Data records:
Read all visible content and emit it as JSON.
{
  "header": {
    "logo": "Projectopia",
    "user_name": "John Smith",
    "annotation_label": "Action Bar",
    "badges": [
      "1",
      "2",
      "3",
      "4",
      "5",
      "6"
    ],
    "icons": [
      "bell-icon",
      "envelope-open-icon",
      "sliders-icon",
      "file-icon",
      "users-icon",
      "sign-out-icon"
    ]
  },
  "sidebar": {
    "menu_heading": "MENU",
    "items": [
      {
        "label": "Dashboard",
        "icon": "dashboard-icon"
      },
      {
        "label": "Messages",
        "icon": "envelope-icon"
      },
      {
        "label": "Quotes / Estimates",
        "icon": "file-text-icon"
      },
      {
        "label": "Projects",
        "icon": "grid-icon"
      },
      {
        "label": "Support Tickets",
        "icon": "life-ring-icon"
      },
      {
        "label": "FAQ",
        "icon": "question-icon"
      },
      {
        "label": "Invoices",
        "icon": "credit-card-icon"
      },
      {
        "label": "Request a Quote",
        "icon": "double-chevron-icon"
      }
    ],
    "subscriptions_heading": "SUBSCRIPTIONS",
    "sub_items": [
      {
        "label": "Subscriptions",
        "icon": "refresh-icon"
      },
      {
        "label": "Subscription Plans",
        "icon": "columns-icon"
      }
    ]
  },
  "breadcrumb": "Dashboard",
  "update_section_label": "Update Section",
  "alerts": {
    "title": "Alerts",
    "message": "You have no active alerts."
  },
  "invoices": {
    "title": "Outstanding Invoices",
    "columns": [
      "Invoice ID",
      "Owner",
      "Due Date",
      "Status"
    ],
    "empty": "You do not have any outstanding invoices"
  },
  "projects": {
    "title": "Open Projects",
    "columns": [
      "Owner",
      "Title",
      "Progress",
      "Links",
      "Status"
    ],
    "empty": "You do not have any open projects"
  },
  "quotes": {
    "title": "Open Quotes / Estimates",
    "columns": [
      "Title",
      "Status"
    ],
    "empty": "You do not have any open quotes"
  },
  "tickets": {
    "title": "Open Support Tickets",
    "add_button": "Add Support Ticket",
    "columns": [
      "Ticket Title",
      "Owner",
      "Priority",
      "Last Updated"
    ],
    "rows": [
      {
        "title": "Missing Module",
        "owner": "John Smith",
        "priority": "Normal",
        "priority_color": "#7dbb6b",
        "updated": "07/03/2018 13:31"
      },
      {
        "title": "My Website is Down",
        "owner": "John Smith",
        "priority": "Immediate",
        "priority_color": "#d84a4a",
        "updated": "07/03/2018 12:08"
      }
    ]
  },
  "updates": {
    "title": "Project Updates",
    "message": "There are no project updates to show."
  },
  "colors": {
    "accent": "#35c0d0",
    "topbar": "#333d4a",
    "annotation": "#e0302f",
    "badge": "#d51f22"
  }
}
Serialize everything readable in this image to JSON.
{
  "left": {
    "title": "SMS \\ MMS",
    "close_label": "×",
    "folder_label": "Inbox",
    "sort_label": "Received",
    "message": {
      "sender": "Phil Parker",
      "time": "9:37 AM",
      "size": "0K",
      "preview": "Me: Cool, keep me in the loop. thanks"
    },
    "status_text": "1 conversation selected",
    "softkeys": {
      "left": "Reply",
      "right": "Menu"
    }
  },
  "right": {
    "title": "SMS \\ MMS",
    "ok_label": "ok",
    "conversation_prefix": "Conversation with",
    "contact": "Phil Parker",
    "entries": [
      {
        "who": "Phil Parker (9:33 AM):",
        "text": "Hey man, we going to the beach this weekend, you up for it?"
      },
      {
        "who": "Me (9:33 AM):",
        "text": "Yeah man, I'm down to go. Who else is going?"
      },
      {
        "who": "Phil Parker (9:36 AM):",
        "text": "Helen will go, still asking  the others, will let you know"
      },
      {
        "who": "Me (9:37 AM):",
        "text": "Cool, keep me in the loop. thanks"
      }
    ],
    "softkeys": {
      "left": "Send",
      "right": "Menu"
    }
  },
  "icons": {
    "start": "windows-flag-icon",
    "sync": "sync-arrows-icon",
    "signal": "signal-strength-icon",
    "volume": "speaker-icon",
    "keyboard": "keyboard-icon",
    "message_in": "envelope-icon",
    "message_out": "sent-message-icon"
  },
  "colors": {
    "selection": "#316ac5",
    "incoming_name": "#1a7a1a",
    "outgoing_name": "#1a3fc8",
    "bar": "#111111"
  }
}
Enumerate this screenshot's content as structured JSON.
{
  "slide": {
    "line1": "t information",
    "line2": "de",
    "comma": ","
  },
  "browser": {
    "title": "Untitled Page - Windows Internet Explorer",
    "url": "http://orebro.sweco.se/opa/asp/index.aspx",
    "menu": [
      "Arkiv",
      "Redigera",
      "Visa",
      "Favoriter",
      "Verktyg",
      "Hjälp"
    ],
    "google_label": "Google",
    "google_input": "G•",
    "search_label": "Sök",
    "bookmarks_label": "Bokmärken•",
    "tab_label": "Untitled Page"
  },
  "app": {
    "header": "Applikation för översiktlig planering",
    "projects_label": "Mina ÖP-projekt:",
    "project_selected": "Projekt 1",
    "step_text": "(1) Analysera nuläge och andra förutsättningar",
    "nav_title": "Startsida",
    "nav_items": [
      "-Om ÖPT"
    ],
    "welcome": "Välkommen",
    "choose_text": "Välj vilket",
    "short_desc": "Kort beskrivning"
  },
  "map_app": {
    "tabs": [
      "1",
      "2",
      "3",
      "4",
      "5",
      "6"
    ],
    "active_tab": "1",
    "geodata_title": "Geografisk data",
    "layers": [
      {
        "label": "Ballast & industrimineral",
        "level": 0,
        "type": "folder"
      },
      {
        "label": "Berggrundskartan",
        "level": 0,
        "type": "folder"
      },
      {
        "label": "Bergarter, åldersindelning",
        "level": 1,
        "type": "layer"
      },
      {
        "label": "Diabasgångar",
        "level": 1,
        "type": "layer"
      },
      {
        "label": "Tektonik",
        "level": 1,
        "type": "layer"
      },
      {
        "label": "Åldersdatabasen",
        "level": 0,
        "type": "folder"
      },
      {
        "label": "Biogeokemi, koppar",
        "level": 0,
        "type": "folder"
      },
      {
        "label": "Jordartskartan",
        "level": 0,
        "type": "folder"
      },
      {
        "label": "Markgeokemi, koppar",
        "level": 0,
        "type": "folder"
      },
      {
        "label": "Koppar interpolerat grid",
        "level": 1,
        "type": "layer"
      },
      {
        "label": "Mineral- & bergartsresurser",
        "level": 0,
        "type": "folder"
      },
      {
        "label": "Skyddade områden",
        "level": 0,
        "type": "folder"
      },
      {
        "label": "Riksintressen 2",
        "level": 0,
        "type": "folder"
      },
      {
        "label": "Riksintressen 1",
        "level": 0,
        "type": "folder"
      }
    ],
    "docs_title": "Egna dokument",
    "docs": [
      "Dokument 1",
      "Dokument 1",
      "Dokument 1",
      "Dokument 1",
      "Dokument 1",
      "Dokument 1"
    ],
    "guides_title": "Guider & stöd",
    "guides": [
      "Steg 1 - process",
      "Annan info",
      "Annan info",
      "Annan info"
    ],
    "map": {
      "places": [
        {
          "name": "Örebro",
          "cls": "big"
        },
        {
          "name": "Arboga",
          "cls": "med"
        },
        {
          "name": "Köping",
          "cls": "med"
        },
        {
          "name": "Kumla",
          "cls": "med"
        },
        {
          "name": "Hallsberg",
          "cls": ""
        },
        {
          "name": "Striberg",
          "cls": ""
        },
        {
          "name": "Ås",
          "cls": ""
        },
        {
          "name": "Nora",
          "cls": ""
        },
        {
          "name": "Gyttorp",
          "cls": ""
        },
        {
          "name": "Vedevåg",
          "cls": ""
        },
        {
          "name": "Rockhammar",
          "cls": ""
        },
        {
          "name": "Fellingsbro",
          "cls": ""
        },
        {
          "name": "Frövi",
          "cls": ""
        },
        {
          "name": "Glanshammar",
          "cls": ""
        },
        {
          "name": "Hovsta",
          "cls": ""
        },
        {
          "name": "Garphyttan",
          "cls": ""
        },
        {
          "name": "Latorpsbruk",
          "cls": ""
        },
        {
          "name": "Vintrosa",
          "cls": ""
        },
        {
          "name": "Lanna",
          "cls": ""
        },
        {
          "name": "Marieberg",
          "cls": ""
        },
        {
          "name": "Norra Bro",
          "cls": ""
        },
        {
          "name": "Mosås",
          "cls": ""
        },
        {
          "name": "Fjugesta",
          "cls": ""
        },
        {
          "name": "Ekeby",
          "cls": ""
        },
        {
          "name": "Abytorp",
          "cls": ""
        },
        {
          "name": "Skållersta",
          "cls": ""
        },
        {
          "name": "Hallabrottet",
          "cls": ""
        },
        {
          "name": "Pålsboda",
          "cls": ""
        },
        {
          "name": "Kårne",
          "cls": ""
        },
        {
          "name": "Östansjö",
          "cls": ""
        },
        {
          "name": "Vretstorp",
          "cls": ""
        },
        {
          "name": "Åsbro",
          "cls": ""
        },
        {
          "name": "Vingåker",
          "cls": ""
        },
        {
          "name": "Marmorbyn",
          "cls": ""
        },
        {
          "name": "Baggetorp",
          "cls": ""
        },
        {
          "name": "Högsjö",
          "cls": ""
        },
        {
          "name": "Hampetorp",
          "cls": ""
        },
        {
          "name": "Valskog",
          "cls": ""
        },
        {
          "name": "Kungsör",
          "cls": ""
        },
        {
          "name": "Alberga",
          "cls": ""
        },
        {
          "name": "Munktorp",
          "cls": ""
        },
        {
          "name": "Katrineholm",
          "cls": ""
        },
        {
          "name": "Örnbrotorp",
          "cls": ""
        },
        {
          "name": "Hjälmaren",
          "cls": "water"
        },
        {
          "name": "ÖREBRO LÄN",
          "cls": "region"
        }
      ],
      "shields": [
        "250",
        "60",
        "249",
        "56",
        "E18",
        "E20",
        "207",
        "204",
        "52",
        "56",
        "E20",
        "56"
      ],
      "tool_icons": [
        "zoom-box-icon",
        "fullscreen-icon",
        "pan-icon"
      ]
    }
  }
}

Requirements: From the listing above, copy every line that holds the string "keep".

Solved exercise:
      "preview": "Me: Cool, keep me in the loop. thanks"
        "text": "Cool, keep me in the loop. thanks"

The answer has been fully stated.